Written exercise
Locate each line of the material that contains "Total", then return it.

Dataset listings of figures
'''

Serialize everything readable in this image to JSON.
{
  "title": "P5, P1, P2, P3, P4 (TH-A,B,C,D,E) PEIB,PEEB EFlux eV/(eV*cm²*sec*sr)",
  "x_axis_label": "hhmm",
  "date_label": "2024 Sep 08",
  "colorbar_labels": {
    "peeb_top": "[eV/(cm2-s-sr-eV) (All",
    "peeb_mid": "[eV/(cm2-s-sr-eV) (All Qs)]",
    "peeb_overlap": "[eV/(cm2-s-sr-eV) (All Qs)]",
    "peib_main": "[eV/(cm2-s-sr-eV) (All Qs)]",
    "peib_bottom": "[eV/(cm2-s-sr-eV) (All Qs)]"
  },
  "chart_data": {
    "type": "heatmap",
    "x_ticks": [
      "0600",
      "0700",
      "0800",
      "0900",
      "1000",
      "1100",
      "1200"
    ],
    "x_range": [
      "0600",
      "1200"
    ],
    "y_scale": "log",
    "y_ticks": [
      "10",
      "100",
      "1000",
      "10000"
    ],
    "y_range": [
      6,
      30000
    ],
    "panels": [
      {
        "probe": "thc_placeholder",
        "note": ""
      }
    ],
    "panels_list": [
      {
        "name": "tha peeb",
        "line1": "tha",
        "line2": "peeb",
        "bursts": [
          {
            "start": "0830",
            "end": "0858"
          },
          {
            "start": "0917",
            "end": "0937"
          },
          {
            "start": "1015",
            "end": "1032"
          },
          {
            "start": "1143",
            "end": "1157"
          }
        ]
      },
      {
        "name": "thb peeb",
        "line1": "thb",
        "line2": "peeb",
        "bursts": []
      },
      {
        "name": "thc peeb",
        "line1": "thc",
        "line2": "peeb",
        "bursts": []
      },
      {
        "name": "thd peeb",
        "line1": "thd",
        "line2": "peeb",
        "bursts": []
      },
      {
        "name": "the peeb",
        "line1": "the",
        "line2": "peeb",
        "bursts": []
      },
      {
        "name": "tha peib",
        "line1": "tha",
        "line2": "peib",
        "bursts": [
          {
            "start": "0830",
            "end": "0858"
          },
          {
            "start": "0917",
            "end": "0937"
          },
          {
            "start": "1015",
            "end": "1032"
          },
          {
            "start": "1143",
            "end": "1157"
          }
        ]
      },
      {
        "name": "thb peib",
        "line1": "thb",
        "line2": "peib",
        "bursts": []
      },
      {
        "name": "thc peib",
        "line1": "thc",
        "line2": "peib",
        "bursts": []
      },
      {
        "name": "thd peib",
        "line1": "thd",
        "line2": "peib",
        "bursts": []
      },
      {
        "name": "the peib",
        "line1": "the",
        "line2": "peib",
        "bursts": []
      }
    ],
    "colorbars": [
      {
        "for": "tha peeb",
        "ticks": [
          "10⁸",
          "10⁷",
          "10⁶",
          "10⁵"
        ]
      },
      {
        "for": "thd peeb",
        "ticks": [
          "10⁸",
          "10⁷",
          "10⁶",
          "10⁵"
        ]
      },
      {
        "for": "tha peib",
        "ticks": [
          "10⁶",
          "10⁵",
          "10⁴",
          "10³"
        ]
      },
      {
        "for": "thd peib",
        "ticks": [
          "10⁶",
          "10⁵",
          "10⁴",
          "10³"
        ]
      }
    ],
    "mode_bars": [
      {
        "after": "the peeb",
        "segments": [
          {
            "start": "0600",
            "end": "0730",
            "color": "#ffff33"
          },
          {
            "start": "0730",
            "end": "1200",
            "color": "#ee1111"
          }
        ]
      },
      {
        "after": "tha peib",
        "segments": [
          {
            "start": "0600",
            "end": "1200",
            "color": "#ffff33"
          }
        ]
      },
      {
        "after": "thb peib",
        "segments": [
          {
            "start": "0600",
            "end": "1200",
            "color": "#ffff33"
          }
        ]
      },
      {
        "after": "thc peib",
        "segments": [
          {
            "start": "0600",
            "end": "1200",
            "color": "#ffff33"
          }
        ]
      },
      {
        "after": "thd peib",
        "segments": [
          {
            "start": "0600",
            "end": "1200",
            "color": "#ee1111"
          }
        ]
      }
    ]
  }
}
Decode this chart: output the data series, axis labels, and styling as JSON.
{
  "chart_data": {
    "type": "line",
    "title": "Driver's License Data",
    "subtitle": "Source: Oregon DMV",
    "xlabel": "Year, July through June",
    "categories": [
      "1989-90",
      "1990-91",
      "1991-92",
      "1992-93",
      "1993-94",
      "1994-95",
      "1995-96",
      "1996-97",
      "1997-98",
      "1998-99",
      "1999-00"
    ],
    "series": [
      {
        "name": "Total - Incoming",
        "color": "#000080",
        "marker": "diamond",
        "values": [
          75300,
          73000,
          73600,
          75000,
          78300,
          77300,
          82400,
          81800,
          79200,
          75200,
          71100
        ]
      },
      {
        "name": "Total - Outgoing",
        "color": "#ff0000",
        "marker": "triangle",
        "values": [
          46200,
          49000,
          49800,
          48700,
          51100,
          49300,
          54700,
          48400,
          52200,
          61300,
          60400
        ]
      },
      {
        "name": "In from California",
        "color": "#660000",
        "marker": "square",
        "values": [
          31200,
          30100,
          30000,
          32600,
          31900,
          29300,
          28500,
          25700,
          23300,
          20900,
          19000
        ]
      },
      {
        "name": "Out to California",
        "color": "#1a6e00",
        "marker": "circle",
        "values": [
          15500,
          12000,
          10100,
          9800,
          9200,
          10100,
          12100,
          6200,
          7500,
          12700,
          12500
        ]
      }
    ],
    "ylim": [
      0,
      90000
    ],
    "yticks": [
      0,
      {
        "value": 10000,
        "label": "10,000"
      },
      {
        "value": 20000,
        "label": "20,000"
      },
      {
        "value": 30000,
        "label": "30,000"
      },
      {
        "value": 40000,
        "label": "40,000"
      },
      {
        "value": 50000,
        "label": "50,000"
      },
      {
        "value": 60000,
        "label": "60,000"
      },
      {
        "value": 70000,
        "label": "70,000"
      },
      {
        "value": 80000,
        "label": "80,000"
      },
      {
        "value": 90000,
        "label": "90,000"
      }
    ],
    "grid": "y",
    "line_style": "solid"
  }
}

'''

Result
        "name": "Total - Incoming",
        "name": "Total - Outgoing",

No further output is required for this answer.